The exercise asks for every line of the data to be reproduced exactly.

__DATASET CONTENT__

# # # # #

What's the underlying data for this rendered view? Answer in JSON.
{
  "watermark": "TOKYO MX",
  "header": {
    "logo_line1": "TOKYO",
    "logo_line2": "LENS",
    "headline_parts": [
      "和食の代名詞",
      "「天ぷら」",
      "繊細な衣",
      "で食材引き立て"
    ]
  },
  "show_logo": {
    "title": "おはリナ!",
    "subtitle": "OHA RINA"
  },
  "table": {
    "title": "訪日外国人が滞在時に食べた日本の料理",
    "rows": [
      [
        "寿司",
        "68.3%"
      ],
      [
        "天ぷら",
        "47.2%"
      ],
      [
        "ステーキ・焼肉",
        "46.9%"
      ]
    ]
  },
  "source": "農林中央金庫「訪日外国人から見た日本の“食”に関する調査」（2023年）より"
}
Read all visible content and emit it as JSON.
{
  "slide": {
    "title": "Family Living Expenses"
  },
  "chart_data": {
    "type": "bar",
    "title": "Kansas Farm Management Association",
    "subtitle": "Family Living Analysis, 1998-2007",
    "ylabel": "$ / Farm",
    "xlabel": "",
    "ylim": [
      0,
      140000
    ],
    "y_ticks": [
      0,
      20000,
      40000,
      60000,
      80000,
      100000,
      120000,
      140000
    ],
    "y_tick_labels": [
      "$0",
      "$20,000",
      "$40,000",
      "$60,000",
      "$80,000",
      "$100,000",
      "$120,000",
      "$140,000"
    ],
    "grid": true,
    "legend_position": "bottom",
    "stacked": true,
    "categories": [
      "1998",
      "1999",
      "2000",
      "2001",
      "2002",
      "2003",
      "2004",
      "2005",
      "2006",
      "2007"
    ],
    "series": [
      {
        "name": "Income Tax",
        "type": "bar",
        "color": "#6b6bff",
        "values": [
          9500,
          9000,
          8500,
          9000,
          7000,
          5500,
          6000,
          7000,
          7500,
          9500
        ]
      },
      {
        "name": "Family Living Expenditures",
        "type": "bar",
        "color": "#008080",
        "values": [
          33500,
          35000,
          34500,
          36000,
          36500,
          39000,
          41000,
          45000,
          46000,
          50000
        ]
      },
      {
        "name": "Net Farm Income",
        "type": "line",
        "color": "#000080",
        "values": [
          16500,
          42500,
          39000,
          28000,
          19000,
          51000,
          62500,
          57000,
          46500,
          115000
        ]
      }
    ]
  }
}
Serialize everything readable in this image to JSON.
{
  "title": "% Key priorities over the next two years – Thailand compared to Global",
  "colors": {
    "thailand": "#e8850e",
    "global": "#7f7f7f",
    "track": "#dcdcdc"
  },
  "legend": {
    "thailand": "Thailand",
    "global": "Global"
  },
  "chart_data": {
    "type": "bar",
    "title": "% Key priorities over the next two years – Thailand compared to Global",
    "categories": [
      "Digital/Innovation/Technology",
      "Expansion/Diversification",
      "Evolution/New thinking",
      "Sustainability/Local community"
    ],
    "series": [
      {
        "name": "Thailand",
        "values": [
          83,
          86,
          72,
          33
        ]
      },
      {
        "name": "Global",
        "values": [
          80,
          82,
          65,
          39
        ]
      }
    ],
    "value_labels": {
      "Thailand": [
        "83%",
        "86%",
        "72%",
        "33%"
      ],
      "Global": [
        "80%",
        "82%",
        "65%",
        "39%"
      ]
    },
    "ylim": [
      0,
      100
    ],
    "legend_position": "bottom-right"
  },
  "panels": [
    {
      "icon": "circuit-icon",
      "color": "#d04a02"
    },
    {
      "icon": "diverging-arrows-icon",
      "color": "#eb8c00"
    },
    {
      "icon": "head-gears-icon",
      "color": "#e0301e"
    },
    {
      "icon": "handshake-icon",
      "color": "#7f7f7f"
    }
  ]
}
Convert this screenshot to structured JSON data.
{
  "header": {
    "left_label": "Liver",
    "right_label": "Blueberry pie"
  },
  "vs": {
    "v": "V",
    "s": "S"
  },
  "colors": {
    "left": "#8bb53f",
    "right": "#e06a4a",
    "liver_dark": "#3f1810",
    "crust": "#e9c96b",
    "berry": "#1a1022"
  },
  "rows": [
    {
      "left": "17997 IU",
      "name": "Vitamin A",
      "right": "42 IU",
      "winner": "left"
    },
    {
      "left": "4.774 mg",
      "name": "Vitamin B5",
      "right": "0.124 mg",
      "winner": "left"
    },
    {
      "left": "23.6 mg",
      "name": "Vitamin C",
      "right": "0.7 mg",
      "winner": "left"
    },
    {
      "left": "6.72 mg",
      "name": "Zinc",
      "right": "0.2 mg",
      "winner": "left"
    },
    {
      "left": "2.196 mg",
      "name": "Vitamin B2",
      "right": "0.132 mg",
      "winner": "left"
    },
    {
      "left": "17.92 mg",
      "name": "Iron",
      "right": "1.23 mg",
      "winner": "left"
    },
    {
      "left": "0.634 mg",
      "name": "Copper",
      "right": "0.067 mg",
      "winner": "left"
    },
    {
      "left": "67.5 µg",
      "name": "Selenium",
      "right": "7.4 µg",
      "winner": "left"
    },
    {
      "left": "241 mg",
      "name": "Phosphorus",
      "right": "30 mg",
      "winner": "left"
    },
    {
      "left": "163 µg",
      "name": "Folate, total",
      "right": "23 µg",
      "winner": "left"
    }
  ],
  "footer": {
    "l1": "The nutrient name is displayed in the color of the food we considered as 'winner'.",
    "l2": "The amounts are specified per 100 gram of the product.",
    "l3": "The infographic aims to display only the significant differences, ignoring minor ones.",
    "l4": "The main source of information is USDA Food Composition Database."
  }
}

# # # # #

__TASK RESPONSE__
What's the underlying data for this rendered view? Answer in JSON.
{
  "watermark": "TOKYO MX",
  "header": {
    "logo_line1": "TOKYO",
    "logo_line2": "LENS",
    "headline_parts": [
      "和食の代名詞",
      "「天ぷら」",
      "繊細な衣",
      "で食材引き立て"
    ]
  },
  "show_logo": {
    "title": "おはリナ!",
    "subtitle": "OHA RINA"
  },
  "table": {
    "title": "訪日外国人が滞在時に食べた日本の料理",
    "rows": [
      [
        "寿司",
        "68.3%"
      ],
      [
        "天ぷら",
        "47.2%"
      ],
      [
        "ステーキ・焼肉",
        "46.9%"
      ]
    ]
  },
  "source": "農林中央金庫「訪日外国人から見た日本の“食”に関する調査」（2023年）より"
}
Read all visible content and emit it as JSON.
{
  "slide": {
    "title": "Family Living Expenses"
  },
  "chart_data": {
    "type": "bar",
    "title": "Kansas Farm Management Association",
    "subtitle": "Family Living Analysis, 1998-2007",
    "ylabel": "$ / Farm",
    "xlabel": "",
    "ylim": [
      0,
      140000
    ],
    "y_ticks": [
      0,
      20000,
      40000,
      60000,
      80000,
      100000,
      120000,
      140000
    ],
    "y_tick_labels": [
      "$0",
      "$20,000",
      "$40,000",
      "$60,000",
      "$80,000",
      "$100,000",
      "$120,000",
      "$140,000"
    ],
    "grid": true,
    "legend_position": "bottom",
    "stacked": true,
    "categories": [
      "1998",
      "1999",
      "2000",
      "2001",
      "2002",
      "2003",
      "2004",
      "2005",
      "2006",
      "2007"
    ],
    "series": [
      {
        "name": "Income Tax",
        "type": "bar",
        "color": "#6b6bff",
        "values": [
          9500,
          9000,
          8500,
          9000,
          7000,
          5500,
          6000,
          7000,
          7500,
          9500
        ]
      },
      {
        "name": "Family Living Expenditures",
        "type": "bar",
        "color": "#008080",
        "values": [
          33500,
          35000,
          34500,
          36000,
          36500,
          39000,
          41000,
          45000,
          46000,
          50000
        ]
      },
      {
        "name": "Net Farm Income",
        "type": "line",
        "color": "#000080",
        "values": [
          16500,
          42500,
          39000,
          28000,
          19000,
          51000,
          62500,
          57000,
          46500,
          115000
        ]
      }
    ]
  }
}
Serialize everything readable in this image to JSON.
{
  "title": "% Key priorities over the next two years – Thailand compared to Global",
  "colors": {
    "thailand": "#e8850e",
    "global": "#7f7f7f",
    "track": "#dcdcdc"
  },
  "legend": {
    "thailand": "Thailand",
    "global": "Global"
  },
  "chart_data": {
    "type": "bar",
    "title": "% Key priorities over the next two years – Thailand compared to Global",
    "categories": [
      "Digital/Innovation/Technology",
      "Expansion/Diversification",
      "Evolution/New thinking",
      "Sustainability/Local community"
    ],
    "series": [
      {
        "name": "Thailand",
        "values": [
          83,
          86,
          72,
          33
        ]
      },
      {
        "name": "Global",
        "values": [
          80,
          82,
          65,
          39
        ]
      }
    ],
    "value_labels": {
      "Thailand": [
        "83%",
        "86%",
        "72%",
        "33%"
      ],
      "Global": [
        "80%",
        "82%",
        "65%",
        "39%"
      ]
    },
    "ylim": [
      0,
      100
    ],
    "legend_position": "bottom-right"
  },
  "panels": [
    {
      "icon": "circuit-icon",
      "color": "#d04a02"
    },
    {
      "icon": "diverging-arrows-icon",
      "color": "#eb8c00"
    },
    {
      "icon": "head-gears-icon",
      "color": "#e0301e"
    },
    {
      "icon": "handshake-icon",
      "color": "#7f7f7f"
    }
  ]
}
Convert this screenshot to structured JSON data.
{
  "header": {
    "left_label": "Liver",
    "right_label": "Blueberry pie"
  },
  "vs": {
    "v": "V",
    "s": "S"
  },
  "colors": {
    "left": "#8bb53f",
    "right": "#e06a4a",
    "liver_dark": "#3f1810",
    "crust": "#e9c96b",
    "berry": "#1a1022"
  },
  "rows": [
    {
      "left": "17997 IU",
      "name": "Vitamin A",
      "right": "42 IU",
      "winner": "left"
    },
    {
      "left": "4.774 mg",
      "name": "Vitamin B5",
      "right": "0.124 mg",
      "winner": "left"
    },
    {
      "left": "23.6 mg",
      "name": "Vitamin C",
      "right": "0.7 mg",
      "winner": "left"
    },
    {
      "left": "6.72 mg",
      "name": "Zinc",
      "right": "0.2 mg",
      "winner": "left"
    },
    {
      "left": "2.196 mg",
      "name": "Vitamin B2",
      "right": "0.132 mg",
      "winner": "left"
    },
    {
      "left": "17.92 mg",
      "name": "Iron",
      "right": "1.23 mg",
      "winner": "left"
    },
    {
      "left": "0.634 mg",
      "name": "Copper",
      "right": "0.067 mg",
      "winner": "left"
    },
    {
      "left": "67.5 µg",
      "name": "Selenium",
      "right": "7.4 µg",
      "winner": "left"
    },
    {
      "left": "241 mg",
      "name": "Phosphorus",
      "right": "30 mg",
      "winner": "left"
    },
    {
      "left": "163 µg",
      "name": "Folate, total",
      "right": "23 µg",
      "winner": "left"
    }
  ],
  "footer": {
    "l1": "The nutrient name is displayed in the color of the food we considered as 'winner'.",
    "l2": "The amounts are specified per 100 gram of the product.",
    "l3": "The infographic aims to display only the significant differences, ignoring minor ones.",
    "l4": "The main source of information is USDA Food Composition Database."
  }
}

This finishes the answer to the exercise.